→ **What is asked**
Can you copy out the data exactly? Leave the images out.

*** Data for the task

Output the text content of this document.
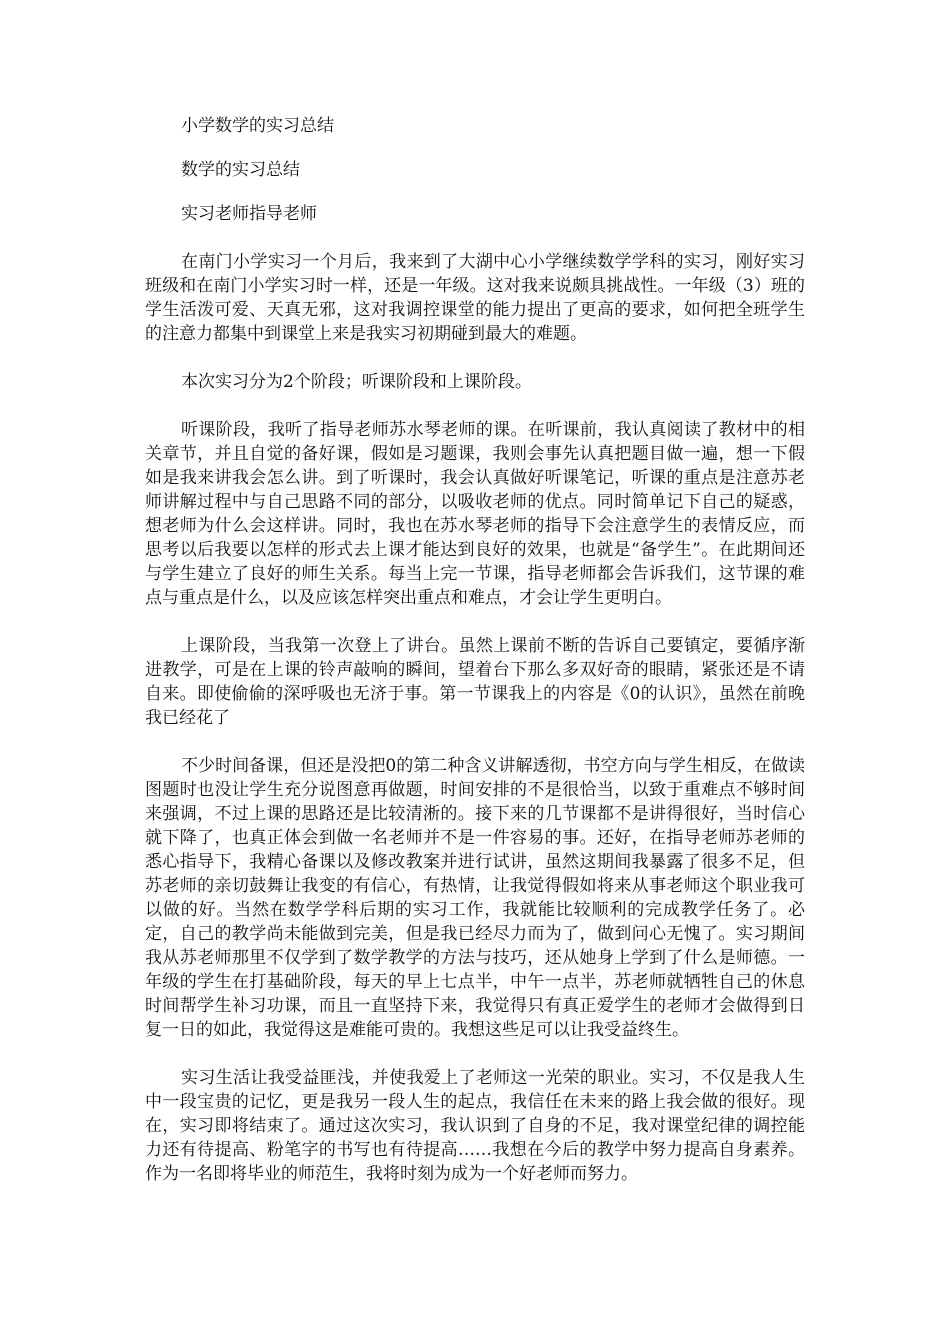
小学数学的实习总结

数学的实习总结

实习老师指导老师

在南门小学实习一个月后，我来到了大湖中心小学继续数学学科的实习，刚好实习班级和在南门小学实习时一样，还是一年级。这对我来说颇具挑战性。一年级（3）班的学生活泼可爱、天真无邪，这对我调控课堂的能力提出了更高的要求，如何把全班学生的注意力都集中到课堂上来是我实习初期碰到最大的难题。

本次实习分为2个阶段；听课阶段和上课阶段。

听课阶段，我听了指导老师苏水琴老师的课。在听课前，我认真阅读了教材中的相关章节，并且自觉的备好课，假如是习题课，我则会事先认真把题目做一遍，想一下假如是我来讲我会怎么讲。到了听课时，我会认真做好听课笔记，听课的重点是注意苏老师讲解过程中与自己思路不同的部分，以吸收老师的优点。同时简单记下自己的疑惑，想老师为什么会这样讲。同时，我也在苏水琴老师的指导下会注意学生的表情反应，而思考以后我要以怎样的形式去上课才能达到良好的效果，也就是“备学生”。在此期间还与学生建立了良好的师生关系。每当上完一节课，指导老师都会告诉我们，这节课的难点与重点是什么，以及应该怎样突出重点和难点，才会让学生更明白。

上课阶段，当我第一次登上了讲台。虽然上课前不断的告诉自己要镇定，要循序渐进教学，可是在上课的铃声敲响的瞬间，望着台下那么多双好奇的眼睛，紧张还是不请自来。即使偷偷的深呼吸也无济于事。第一节课我上的内容是《0的认识》，虽然在前晚我已经花了

不少时间备课，但还是没把0的第二种含义讲解透彻，书空方向与学生相反，在做读图题时也没让学生充分说图意再做题，时间安排的不是很恰当，以致于重难点不够时间来强调，不过上课的思路还是比较清淅的。接下来的几节课都不是讲得很好，当时信心就下降了，也真正体会到做一名老师并不是一件容易的事。还好，在指导老师苏老师的悉心指导下，我精心备课以及修改教案并进行试讲，虽然这期间我暴露了很多不足，但苏老师的亲切鼓舞让我变的有信心，有热情，让我觉得假如将来从事老师这个职业我可以做的好。当然在数学学科后期的实习工作，我就能比较顺利的完成教学任务了。必定，自己的教学尚未能做到完美，但是我已经尽力而为了，做到问心无愧了。实习期间我从苏老师那里不仅学到了数学教学的方法与技巧，还从她身上学到了什么是师德。一年级的学生在打基础阶段，每天的早上七点半，中午一点半，苏老师就牺牲自己的休息时间帮学生补习功课，而且一直坚持下来，我觉得只有真正爱学生的老师才会做得到日复一日的如此，我觉得这是难能可贵的。我想这些足可以让我受益终生。

实习生活让我受益匪浅，并使我爱上了老师这一光荣的职业。实习，不仅是我人生中一段宝贵的记忆，更是我另一段人生的起点，我信任在未来的路上我会做的很好。现在，实习即将结束了。通过这次实习，我认识到了自身的不足，我对课堂纪律的调控能力还有待提高、粉笔字的书写也有待提高……我想在今后的教学中努力提高自身素养。作为一名即将毕业的师范生，我将时刻为成为一个好老师而努力。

******

→ **Exercise response**
Output the text content of this document.
小学数学的实习总结

数学的实习总结

实习老师指导老师

在南门小学实习一个月后，我来到了大湖中心小学继续数学学科的实习，刚好实习班级和在南门小学实习时一样，还是一年级。这对我来说颇具挑战性。一年级（3）班的学生活泼可爱、天真无邪，这对我调控课堂的能力提出了更高的要求，如何把全班学生的注意力都集中到课堂上来是我实习初期碰到最大的难题。

本次实习分为2个阶段；听课阶段和上课阶段。

听课阶段，我听了指导老师苏水琴老师的课。在听课前，我认真阅读了教材中的相关章节，并且自觉的备好课，假如是习题课，我则会事先认真把题目做一遍，想一下假如是我来讲我会怎么讲。到了听课时，我会认真做好听课笔记，听课的重点是注意苏老师讲解过程中与自己思路不同的部分，以吸收老师的优点。同时简单记下自己的疑惑，想老师为什么会这样讲。同时，我也在苏水琴老师的指导下会注意学生的表情反应，而思考以后我要以怎样的形式去上课才能达到良好的效果，也就是“备学生”。在此期间还与学生建立了良好的师生关系。每当上完一节课，指导老师都会告诉我们，这节课的难点与重点是什么，以及应该怎样突出重点和难点，才会让学生更明白。

上课阶段，当我第一次登上了讲台。虽然上课前不断的告诉自己要镇定，要循序渐进教学，可是在上课的铃声敲响的瞬间，望着台下那么多双好奇的眼睛，紧张还是不请自来。即使偷偷的深呼吸也无济于事。第一节课我上的内容是《0的认识》，虽然在前晚我已经花了

不少时间备课，但还是没把0的第二种含义讲解透彻，书空方向与学生相反，在做读图题时也没让学生充分说图意再做题，时间安排的不是很恰当，以致于重难点不够时间来强调，不过上课的思路还是比较清淅的。接下来的几节课都不是讲得很好，当时信心就下降了，也真正体会到做一名老师并不是一件容易的事。还好，在指导老师苏老师的悉心指导下，我精心备课以及修改教案并进行试讲，虽然这期间我暴露了很多不足，但苏老师的亲切鼓舞让我变的有信心，有热情，让我觉得假如将来从事老师这个职业我可以做的好。当然在数学学科后期的实习工作，我就能比较顺利的完成教学任务了。必定，自己的教学尚未能做到完美，但是我已经尽力而为了，做到问心无愧了。实习期间我从苏老师那里不仅学到了数学教学的方法与技巧，还从她身上学到了什么是师德。一年级的学生在打基础阶段，每天的早上七点半，中午一点半，苏老师就牺牲自己的休息时间帮学生补习功课，而且一直坚持下来，我觉得只有真正爱学生的老师才会做得到日复一日的如此，我觉得这是难能可贵的。我想这些足可以让我受益终生。

实习生活让我受益匪浅，并使我爱上了老师这一光荣的职业。实习，不仅是我人生中一段宝贵的记忆，更是我另一段人生的起点，我信任在未来的路上我会做的很好。现在，实习即将结束了。通过这次实习，我认识到了自身的不足，我对课堂纪律的调控能力还有待提高、粉笔字的书写也有待提高……我想在今后的教学中努力提高自身素养。作为一名即将毕业的师范生，我将时刻为成为一个好老师而努力。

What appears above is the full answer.